Problem description | Write out the listing below without alteration, omitting its pictures.
## Start
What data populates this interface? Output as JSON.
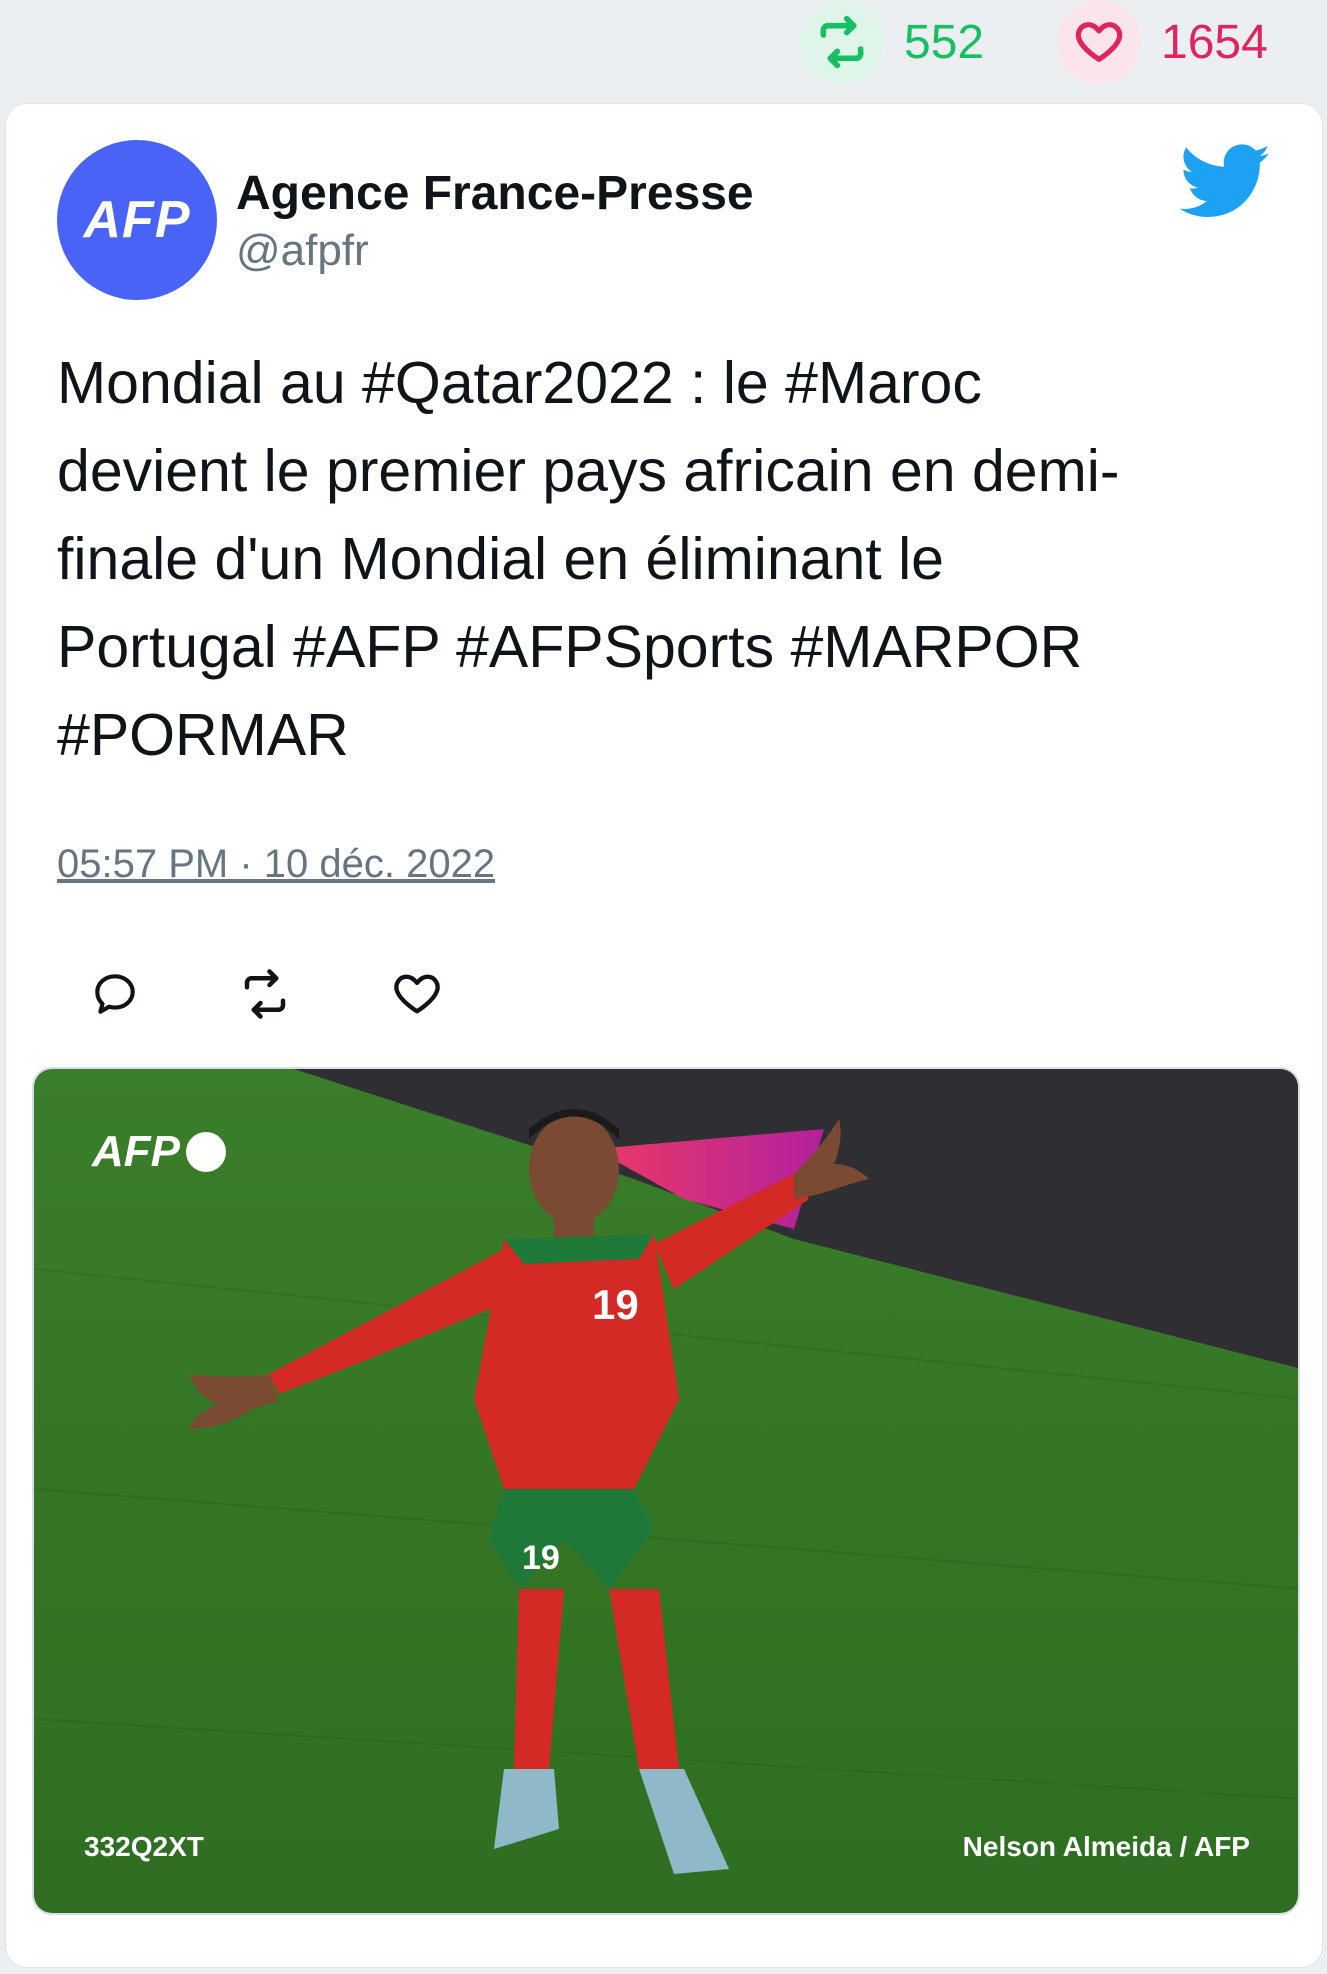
{
  "stats": {
    "retweet_count": "552",
    "like_count": "1654"
  },
  "author": {
    "avatar_text": "AFP",
    "name": "Agence France-Presse",
    "handle": "@afpfr"
  },
  "tweet": {
    "text": "Mondial au #Qatar2022 : le #Maroc\ndevient le premier pays africain en demi-\nfinale d'un Mondial en éliminant le\nPortugal #AFP #AFPSports #MARPOR\n#PORMAR",
    "timestamp": "05:57 PM · 10 déc. 2022"
  },
  "photo": {
    "logo_text": "AFP",
    "jersey_number": "19",
    "photo_id": "332Q2XT",
    "credit": "Nelson Almeida / AFP"
  },
  "icons": {
    "retweet": "retweet-icon",
    "like": "heart-icon",
    "reply": "reply-icon",
    "brand": "twitter-bird-icon"
  },
  "colors": {
    "retweet_green": "#17bf63",
    "like_red": "#e0245e",
    "avatar_blue": "#4a63f7",
    "twitter_blue": "#1da1f2"
  }
}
## End
The answer |
What data populates this interface? Output as JSON.
{
  "stats": {
    "retweet_count": "552",
    "like_count": "1654"
  },
  "author": {
    "avatar_text": "AFP",
    "name": "Agence France-Presse",
    "handle": "@afpfr"
  },
  "tweet": {
    "text": "Mondial au #Qatar2022 : le #Maroc\ndevient le premier pays africain en demi-\nfinale d'un Mondial en éliminant le\nPortugal #AFP #AFPSports #MARPOR\n#PORMAR",
    "timestamp": "05:57 PM · 10 déc. 2022"
  },
  "photo": {
    "logo_text": "AFP",
    "jersey_number": "19",
    "photo_id": "332Q2XT",
    "credit": "Nelson Almeida / AFP"
  },
  "icons": {
    "retweet": "retweet-icon",
    "like": "heart-icon",
    "reply": "reply-icon",
    "brand": "twitter-bird-icon"
  },
  "colors": {
    "retweet_green": "#17bf63",
    "like_red": "#e0245e",
    "avatar_blue": "#4a63f7",
    "twitter_blue": "#1da1f2"
  }
}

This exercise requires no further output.